*** GIVEN INFORMATION ***

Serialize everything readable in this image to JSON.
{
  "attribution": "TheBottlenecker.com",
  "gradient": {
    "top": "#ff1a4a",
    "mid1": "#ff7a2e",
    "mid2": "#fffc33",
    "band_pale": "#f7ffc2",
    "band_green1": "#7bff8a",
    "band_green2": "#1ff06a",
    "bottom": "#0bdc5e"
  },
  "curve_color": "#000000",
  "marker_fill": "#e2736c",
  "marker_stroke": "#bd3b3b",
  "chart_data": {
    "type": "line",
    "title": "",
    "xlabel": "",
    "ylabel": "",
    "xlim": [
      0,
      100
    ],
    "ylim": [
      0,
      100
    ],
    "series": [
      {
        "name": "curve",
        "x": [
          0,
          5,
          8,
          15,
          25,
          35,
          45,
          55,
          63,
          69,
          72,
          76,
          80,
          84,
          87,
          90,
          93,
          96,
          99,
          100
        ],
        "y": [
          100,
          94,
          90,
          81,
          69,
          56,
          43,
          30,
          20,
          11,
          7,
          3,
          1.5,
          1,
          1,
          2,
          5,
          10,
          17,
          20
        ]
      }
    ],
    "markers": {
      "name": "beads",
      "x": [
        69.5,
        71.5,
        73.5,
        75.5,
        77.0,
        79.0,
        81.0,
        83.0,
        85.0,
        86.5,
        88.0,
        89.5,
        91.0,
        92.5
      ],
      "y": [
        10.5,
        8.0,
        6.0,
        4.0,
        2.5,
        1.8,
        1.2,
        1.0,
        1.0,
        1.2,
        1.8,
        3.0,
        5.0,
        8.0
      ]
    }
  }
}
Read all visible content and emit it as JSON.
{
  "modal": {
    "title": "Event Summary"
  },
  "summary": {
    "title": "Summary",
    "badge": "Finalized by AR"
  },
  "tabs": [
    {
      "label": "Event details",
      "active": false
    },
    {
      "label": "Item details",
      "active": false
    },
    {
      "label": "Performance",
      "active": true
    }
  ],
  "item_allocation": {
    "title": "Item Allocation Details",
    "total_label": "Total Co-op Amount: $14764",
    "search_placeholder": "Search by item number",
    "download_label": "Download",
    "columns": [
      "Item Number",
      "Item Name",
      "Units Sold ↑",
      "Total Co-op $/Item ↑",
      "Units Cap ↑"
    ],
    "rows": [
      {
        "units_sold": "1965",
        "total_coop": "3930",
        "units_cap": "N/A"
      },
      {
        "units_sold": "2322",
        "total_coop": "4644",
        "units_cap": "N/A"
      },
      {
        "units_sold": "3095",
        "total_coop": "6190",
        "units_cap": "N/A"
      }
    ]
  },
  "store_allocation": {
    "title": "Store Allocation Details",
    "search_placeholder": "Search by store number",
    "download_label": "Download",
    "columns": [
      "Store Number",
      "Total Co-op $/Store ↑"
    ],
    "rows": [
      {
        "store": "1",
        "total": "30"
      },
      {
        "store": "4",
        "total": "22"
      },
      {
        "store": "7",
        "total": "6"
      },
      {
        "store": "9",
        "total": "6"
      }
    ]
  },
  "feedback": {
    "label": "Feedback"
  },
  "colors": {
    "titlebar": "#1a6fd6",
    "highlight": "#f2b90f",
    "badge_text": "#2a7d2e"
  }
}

***

Print the whole listing again, exactly.

Serialize everything readable in this image to JSON.
{
  "attribution": "TheBottlenecker.com",
  "gradient": {
    "top": "#ff1a4a",
    "mid1": "#ff7a2e",
    "mid2": "#fffc33",
    "band_pale": "#f7ffc2",
    "band_green1": "#7bff8a",
    "band_green2": "#1ff06a",
    "bottom": "#0bdc5e"
  },
  "curve_color": "#000000",
  "marker_fill": "#e2736c",
  "marker_stroke": "#bd3b3b",
  "chart_data": {
    "type": "line",
    "title": "",
    "xlabel": "",
    "ylabel": "",
    "xlim": [
      0,
      100
    ],
    "ylim": [
      0,
      100
    ],
    "series": [
      {
        "name": "curve",
        "x": [
          0,
          5,
          8,
          15,
          25,
          35,
          45,
          55,
          63,
          69,
          72,
          76,
          80,
          84,
          87,
          90,
          93,
          96,
          99,
          100
        ],
        "y": [
          100,
          94,
          90,
          81,
          69,
          56,
          43,
          30,
          20,
          11,
          7,
          3,
          1.5,
          1,
          1,
          2,
          5,
          10,
          17,
          20
        ]
      }
    ],
    "markers": {
      "name": "beads",
      "x": [
        69.5,
        71.5,
        73.5,
        75.5,
        77.0,
        79.0,
        81.0,
        83.0,
        85.0,
        86.5,
        88.0,
        89.5,
        91.0,
        92.5
      ],
      "y": [
        10.5,
        8.0,
        6.0,
        4.0,
        2.5,
        1.8,
        1.2,
        1.0,
        1.0,
        1.2,
        1.8,
        3.0,
        5.0,
        8.0
      ]
    }
  }
}
Read all visible content and emit it as JSON.
{
  "modal": {
    "title": "Event Summary"
  },
  "summary": {
    "title": "Summary",
    "badge": "Finalized by AR"
  },
  "tabs": [
    {
      "label": "Event details",
      "active": false
    },
    {
      "label": "Item details",
      "active": false
    },
    {
      "label": "Performance",
      "active": true
    }
  ],
  "item_allocation": {
    "title": "Item Allocation Details",
    "total_label": "Total Co-op Amount: $14764",
    "search_placeholder": "Search by item number",
    "download_label": "Download",
    "columns": [
      "Item Number",
      "Item Name",
      "Units Sold ↑",
      "Total Co-op $/Item ↑",
      "Units Cap ↑"
    ],
    "rows": [
      {
        "units_sold": "1965",
        "total_coop": "3930",
        "units_cap": "N/A"
      },
      {
        "units_sold": "2322",
        "total_coop": "4644",
        "units_cap": "N/A"
      },
      {
        "units_sold": "3095",
        "total_coop": "6190",
        "units_cap": "N/A"
      }
    ]
  },
  "store_allocation": {
    "title": "Store Allocation Details",
    "search_placeholder": "Search by store number",
    "download_label": "Download",
    "columns": [
      "Store Number",
      "Total Co-op $/Store ↑"
    ],
    "rows": [
      {
        "store": "1",
        "total": "30"
      },
      {
        "store": "4",
        "total": "22"
      },
      {
        "store": "7",
        "total": "6"
      },
      {
        "store": "9",
        "total": "6"
      }
    ]
  },
  "feedback": {
    "label": "Feedback"
  },
  "colors": {
    "titlebar": "#1a6fd6",
    "highlight": "#f2b90f",
    "badge_text": "#2a7d2e"
  }
}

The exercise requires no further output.